## TASK:
In the records below, find each line with the word "price" and copy it.

Data entries
┄┄┄┄┄┄┄┄┄┄┄┄┄┄┄┄┄┄┄┄
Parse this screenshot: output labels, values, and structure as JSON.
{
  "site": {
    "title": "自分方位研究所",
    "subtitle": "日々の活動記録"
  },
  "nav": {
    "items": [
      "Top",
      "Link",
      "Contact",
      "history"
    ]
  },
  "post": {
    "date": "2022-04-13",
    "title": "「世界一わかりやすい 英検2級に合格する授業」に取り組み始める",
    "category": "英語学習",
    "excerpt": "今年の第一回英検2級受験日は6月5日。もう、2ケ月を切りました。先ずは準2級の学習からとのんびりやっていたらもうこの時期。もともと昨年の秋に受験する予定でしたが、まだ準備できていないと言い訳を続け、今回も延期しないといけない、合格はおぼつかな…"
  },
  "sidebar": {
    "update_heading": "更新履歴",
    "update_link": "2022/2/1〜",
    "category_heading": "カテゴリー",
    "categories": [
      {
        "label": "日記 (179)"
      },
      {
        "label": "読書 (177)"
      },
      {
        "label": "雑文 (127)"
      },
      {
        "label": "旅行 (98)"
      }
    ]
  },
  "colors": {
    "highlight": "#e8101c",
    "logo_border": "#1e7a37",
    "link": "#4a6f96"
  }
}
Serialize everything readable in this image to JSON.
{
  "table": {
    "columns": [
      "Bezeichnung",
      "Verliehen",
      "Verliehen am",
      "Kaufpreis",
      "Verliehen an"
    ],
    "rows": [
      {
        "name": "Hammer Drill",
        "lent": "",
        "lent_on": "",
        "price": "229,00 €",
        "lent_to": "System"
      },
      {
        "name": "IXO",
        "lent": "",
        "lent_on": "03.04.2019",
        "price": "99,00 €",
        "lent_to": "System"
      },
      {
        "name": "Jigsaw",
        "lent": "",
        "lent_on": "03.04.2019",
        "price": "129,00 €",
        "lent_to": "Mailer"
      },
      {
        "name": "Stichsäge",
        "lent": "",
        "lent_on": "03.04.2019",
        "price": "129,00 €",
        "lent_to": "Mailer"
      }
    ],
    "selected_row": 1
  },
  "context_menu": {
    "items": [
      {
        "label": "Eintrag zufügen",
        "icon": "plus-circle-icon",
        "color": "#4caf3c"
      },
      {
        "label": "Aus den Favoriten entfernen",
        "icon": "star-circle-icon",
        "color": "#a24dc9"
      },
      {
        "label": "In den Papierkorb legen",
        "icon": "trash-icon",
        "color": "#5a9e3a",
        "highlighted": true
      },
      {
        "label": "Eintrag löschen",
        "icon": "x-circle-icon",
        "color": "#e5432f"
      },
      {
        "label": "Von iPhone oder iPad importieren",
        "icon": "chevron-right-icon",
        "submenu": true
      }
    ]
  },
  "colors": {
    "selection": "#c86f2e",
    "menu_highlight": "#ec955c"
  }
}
┄┄┄┄┄┄┄┄┄┄┄┄┄┄┄┄┄┄┄┄
## SOLUTION TO THE PROBLEM:
        "price": "229,00 €",
        "price": "99,00 €",
        "price": "129,00 €",
        "price": "129,00 €",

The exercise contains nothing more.